> **WHAT IS ASKED**: From the entries that follow, gather each line holding the word "name".

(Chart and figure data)
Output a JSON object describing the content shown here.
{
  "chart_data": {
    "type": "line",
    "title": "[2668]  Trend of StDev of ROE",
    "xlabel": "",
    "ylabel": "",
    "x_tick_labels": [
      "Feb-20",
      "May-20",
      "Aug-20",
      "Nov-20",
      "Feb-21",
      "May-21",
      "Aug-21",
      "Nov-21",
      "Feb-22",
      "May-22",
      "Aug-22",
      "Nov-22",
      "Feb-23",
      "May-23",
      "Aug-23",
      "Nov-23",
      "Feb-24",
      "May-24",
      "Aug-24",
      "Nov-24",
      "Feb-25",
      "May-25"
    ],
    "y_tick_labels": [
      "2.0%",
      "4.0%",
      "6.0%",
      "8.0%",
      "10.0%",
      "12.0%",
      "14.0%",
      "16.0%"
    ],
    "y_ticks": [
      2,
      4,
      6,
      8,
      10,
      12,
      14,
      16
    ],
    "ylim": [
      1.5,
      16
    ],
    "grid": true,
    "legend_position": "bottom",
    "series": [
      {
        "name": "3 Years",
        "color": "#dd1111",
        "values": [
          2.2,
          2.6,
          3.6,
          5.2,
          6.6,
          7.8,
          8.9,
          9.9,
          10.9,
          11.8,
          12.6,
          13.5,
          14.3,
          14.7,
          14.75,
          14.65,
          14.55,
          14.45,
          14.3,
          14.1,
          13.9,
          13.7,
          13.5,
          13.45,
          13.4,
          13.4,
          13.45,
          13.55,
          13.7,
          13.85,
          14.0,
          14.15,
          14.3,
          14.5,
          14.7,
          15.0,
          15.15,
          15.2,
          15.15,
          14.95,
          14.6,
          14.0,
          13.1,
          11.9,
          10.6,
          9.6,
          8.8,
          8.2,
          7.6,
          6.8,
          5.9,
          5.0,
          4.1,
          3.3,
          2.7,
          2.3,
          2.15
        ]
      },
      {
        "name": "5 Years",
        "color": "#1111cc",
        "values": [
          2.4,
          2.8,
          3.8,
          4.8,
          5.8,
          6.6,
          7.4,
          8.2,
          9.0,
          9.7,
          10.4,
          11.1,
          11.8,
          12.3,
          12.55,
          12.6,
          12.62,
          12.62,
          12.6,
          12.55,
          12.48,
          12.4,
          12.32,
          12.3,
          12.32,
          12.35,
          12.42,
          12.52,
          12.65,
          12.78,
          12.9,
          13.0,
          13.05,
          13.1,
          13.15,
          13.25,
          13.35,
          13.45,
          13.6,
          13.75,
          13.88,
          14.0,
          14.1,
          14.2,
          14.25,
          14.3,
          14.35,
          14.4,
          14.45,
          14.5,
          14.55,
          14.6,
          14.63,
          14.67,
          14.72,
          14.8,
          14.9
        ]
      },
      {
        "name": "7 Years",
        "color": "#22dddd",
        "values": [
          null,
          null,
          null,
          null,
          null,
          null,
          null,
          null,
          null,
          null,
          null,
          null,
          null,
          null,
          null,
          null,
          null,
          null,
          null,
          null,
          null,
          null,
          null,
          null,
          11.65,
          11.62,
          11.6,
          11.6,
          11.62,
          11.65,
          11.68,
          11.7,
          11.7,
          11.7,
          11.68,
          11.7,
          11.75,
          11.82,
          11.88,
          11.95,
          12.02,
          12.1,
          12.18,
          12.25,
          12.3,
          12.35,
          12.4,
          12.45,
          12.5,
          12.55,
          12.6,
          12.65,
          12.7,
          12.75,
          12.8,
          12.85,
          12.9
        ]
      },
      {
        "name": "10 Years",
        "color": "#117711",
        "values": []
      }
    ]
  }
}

> **RESPONSE**:
        "name": "3 Years",
        "name": "5 Years",
        "name": "7 Years",
        "name": "10 Years",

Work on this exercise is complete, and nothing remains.